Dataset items

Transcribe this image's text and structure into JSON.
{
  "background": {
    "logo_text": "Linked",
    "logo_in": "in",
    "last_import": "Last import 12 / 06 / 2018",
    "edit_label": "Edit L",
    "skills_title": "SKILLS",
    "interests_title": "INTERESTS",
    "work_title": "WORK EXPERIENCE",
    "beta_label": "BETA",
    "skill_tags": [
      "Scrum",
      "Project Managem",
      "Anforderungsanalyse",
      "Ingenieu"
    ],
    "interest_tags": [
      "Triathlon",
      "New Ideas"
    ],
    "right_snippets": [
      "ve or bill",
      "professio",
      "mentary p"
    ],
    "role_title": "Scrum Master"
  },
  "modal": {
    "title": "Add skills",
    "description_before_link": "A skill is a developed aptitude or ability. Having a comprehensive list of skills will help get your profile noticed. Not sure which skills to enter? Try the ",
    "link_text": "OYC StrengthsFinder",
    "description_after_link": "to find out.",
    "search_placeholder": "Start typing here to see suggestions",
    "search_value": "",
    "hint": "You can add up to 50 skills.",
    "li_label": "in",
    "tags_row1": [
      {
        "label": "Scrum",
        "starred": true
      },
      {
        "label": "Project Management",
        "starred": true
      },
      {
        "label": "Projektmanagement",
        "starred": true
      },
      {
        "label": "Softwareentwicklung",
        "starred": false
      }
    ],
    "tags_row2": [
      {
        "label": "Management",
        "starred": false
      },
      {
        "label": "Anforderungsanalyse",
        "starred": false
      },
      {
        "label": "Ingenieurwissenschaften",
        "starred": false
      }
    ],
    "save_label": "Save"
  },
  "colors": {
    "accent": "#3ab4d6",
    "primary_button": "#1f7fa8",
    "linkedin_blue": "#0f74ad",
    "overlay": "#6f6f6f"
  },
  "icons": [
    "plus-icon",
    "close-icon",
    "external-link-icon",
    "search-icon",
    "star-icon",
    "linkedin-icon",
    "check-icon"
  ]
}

◆ Work instructions
Your task is to transcribe the listing above in full, exactly as given.

◆ Result of this exercise
Transcribe this image's text and structure into JSON.
{
  "background": {
    "logo_text": "Linked",
    "logo_in": "in",
    "last_import": "Last import 12 / 06 / 2018",
    "edit_label": "Edit L",
    "skills_title": "SKILLS",
    "interests_title": "INTERESTS",
    "work_title": "WORK EXPERIENCE",
    "beta_label": "BETA",
    "skill_tags": [
      "Scrum",
      "Project Managem",
      "Anforderungsanalyse",
      "Ingenieu"
    ],
    "interest_tags": [
      "Triathlon",
      "New Ideas"
    ],
    "right_snippets": [
      "ve or bill",
      "professio",
      "mentary p"
    ],
    "role_title": "Scrum Master"
  },
  "modal": {
    "title": "Add skills",
    "description_before_link": "A skill is a developed aptitude or ability. Having a comprehensive list of skills will help get your profile noticed. Not sure which skills to enter? Try the ",
    "link_text": "OYC StrengthsFinder",
    "description_after_link": "to find out.",
    "search_placeholder": "Start typing here to see suggestions",
    "search_value": "",
    "hint": "You can add up to 50 skills.",
    "li_label": "in",
    "tags_row1": [
      {
        "label": "Scrum",
        "starred": true
      },
      {
        "label": "Project Management",
        "starred": true
      },
      {
        "label": "Projektmanagement",
        "starred": true
      },
      {
        "label": "Softwareentwicklung",
        "starred": false
      }
    ],
    "tags_row2": [
      {
        "label": "Management",
        "starred": false
      },
      {
        "label": "Anforderungsanalyse",
        "starred": false
      },
      {
        "label": "Ingenieurwissenschaften",
        "starred": false
      }
    ],
    "save_label": "Save"
  },
  "colors": {
    "accent": "#3ab4d6",
    "primary_button": "#1f7fa8",
    "linkedin_blue": "#0f74ad",
    "overlay": "#6f6f6f"
  },
  "icons": [
    "plus-icon",
    "close-icon",
    "external-link-icon",
    "search-icon",
    "star-icon",
    "linkedin-icon",
    "check-icon"
  ]
}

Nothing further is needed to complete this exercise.